▶ [Items from a dataset]:
****************************************
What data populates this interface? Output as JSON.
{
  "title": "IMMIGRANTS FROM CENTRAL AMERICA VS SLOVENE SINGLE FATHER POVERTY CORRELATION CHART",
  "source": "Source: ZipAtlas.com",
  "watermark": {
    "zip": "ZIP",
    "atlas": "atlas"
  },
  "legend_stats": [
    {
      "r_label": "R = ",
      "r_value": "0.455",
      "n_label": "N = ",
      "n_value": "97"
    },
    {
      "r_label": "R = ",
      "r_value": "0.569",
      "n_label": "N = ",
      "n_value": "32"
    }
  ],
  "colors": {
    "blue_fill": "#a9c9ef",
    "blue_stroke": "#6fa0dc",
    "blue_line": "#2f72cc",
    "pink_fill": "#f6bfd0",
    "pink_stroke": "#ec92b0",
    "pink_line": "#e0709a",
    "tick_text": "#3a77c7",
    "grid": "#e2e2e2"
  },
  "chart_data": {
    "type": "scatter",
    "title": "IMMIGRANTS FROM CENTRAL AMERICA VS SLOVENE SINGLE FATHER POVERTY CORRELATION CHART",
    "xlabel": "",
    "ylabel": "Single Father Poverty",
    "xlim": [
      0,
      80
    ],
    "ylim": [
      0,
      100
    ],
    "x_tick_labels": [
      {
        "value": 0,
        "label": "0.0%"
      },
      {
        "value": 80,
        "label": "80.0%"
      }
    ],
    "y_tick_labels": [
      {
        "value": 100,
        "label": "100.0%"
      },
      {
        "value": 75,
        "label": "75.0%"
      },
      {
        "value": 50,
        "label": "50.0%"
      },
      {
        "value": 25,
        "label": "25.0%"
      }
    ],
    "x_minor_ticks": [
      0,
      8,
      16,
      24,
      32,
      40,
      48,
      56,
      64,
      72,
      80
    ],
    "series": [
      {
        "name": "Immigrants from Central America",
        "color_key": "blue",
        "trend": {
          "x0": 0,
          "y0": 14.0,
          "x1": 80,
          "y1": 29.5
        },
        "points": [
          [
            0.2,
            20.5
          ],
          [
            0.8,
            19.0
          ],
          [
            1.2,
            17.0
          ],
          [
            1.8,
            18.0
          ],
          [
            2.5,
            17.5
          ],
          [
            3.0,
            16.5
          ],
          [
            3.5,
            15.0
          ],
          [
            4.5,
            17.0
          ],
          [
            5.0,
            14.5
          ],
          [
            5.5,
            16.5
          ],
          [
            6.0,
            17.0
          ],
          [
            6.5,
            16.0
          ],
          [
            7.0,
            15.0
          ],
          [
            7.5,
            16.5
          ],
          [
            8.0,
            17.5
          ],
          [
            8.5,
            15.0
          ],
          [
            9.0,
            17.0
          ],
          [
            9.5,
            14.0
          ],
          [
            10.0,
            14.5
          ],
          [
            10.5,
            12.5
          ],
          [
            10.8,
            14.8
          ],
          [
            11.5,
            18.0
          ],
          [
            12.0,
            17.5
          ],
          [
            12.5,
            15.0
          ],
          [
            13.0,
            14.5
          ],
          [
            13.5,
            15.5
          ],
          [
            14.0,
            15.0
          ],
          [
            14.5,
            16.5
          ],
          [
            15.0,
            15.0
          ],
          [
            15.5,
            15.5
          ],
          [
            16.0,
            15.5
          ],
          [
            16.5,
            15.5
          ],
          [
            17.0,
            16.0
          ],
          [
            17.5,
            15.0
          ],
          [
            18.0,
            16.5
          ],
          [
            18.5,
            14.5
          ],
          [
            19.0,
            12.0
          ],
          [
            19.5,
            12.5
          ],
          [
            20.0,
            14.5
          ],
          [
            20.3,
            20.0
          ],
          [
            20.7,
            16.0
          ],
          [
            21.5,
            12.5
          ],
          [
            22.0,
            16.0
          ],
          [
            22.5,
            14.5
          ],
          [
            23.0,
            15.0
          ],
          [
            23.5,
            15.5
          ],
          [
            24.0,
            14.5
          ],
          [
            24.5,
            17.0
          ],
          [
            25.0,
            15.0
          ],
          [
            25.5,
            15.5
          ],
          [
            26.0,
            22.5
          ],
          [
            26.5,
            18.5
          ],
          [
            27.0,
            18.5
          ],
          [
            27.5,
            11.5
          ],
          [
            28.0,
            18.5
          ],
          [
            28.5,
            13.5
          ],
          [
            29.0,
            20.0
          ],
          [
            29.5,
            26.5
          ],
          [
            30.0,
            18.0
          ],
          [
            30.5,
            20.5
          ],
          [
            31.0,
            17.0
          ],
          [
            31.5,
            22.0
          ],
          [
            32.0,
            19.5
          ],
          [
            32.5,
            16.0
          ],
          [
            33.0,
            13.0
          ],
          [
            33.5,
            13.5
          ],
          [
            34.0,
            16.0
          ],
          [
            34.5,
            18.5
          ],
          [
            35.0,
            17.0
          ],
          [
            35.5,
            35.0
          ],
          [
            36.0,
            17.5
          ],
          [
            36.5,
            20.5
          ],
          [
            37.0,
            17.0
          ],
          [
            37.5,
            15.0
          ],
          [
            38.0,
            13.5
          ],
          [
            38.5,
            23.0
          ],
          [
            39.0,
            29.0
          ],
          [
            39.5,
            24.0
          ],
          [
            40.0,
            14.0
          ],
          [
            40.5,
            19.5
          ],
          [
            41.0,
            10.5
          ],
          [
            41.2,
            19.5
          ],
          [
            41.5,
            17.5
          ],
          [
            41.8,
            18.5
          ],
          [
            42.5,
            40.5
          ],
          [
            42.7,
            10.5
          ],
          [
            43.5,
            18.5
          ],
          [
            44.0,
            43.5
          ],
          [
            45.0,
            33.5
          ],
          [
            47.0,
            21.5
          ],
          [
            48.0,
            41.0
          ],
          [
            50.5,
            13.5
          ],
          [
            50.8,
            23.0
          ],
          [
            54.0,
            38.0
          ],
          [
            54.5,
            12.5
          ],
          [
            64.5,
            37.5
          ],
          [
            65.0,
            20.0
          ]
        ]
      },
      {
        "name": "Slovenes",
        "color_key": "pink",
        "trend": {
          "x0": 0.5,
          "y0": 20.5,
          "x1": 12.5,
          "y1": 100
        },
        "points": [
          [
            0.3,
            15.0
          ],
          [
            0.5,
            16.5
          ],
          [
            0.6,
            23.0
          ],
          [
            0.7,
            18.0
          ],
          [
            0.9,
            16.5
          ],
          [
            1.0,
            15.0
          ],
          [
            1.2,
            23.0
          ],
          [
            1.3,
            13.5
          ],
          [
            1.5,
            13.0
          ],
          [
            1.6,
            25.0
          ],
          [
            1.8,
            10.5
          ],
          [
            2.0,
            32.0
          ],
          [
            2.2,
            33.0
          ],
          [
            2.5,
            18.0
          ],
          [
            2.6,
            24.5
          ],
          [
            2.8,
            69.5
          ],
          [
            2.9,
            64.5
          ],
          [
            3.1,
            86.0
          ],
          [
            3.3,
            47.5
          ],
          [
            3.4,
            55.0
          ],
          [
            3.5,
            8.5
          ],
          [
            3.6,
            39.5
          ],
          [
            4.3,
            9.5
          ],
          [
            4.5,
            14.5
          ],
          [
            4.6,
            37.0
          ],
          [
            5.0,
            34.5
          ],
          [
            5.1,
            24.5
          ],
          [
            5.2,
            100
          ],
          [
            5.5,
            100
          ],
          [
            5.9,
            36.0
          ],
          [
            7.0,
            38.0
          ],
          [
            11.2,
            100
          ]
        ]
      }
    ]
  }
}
****************************************
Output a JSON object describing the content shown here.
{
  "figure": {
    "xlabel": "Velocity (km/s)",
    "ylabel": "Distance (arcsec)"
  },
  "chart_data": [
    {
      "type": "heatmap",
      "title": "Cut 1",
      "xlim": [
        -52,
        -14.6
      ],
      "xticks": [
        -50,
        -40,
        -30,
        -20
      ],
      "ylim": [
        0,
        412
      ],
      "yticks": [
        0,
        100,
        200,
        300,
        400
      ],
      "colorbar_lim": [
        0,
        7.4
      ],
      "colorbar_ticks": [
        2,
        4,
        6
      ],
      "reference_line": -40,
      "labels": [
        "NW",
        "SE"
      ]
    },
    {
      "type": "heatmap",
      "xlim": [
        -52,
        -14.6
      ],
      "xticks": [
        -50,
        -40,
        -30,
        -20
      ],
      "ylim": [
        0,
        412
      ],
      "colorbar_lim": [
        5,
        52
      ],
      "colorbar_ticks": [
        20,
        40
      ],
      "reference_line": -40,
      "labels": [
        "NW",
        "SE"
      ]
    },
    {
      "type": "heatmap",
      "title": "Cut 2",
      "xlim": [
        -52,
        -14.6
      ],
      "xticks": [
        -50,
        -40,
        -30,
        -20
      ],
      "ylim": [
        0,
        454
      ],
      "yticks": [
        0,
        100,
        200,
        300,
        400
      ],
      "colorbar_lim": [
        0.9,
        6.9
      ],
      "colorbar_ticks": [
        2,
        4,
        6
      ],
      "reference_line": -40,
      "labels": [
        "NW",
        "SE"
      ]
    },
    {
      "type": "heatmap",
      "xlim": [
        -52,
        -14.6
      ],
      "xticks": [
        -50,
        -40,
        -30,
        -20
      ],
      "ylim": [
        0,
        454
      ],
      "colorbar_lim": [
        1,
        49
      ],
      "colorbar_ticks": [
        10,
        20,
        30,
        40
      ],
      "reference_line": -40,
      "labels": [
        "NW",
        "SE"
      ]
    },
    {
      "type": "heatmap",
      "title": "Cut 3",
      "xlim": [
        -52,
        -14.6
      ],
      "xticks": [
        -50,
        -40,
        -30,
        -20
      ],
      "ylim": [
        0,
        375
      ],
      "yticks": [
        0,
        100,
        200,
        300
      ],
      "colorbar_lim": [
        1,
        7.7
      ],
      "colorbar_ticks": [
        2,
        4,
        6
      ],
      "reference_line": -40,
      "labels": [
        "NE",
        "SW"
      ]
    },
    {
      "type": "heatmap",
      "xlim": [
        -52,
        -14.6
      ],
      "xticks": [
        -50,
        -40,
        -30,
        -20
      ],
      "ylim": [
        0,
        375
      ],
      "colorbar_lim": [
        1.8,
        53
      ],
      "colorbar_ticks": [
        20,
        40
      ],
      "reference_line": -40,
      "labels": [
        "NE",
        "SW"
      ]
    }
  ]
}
****************************************
▶ [Goal of the exercise]:
In the entries above, identify every line with the word "Output". Copy those lines.

▶ [Solution for this task]:
What data populates this interface? Output as JSON.
Output a JSON object describing the content shown here.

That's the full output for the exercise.